Every record here should be printed again exactly.

#### DATASET EXCERPTS
=====
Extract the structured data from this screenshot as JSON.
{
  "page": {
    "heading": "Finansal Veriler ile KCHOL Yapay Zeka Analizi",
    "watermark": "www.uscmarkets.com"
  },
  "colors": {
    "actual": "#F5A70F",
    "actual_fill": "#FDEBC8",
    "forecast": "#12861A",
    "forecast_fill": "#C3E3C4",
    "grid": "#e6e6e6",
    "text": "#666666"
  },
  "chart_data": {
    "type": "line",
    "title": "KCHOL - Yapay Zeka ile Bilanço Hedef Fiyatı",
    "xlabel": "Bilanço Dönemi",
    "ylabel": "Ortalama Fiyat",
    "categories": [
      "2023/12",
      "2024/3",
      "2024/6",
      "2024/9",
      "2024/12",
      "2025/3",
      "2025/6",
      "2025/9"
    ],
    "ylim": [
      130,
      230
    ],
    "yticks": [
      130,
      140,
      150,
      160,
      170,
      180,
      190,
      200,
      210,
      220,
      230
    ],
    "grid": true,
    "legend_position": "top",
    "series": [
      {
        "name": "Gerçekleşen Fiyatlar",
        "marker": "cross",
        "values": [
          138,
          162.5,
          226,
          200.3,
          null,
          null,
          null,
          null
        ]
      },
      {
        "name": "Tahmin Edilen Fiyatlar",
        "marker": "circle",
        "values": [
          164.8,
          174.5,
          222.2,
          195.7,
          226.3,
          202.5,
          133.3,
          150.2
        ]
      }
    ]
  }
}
=====
#### REPLY TO THE TASK
Extract the structured data from this screenshot as JSON.
{
  "page": {
    "heading": "Finansal Veriler ile KCHOL Yapay Zeka Analizi",
    "watermark": "www.uscmarkets.com"
  },
  "colors": {
    "actual": "#F5A70F",
    "actual_fill": "#FDEBC8",
    "forecast": "#12861A",
    "forecast_fill": "#C3E3C4",
    "grid": "#e6e6e6",
    "text": "#666666"
  },
  "chart_data": {
    "type": "line",
    "title": "KCHOL - Yapay Zeka ile Bilanço Hedef Fiyatı",
    "xlabel": "Bilanço Dönemi",
    "ylabel": "Ortalama Fiyat",
    "categories": [
      "2023/12",
      "2024/3",
      "2024/6",
      "2024/9",
      "2024/12",
      "2025/3",
      "2025/6",
      "2025/9"
    ],
    "ylim": [
      130,
      230
    ],
    "yticks": [
      130,
      140,
      150,
      160,
      170,
      180,
      190,
      200,
      210,
      220,
      230
    ],
    "grid": true,
    "legend_position": "top",
    "series": [
      {
        "name": "Gerçekleşen Fiyatlar",
        "marker": "cross",
        "values": [
          138,
          162.5,
          226,
          200.3,
          null,
          null,
          null,
          null
        ]
      },
      {
        "name": "Tahmin Edilen Fiyatlar",
        "marker": "circle",
        "values": [
          164.8,
          174.5,
          222.2,
          195.7,
          226.3,
          202.5,
          133.3,
          150.2
        ]
      }
    ]
  }
}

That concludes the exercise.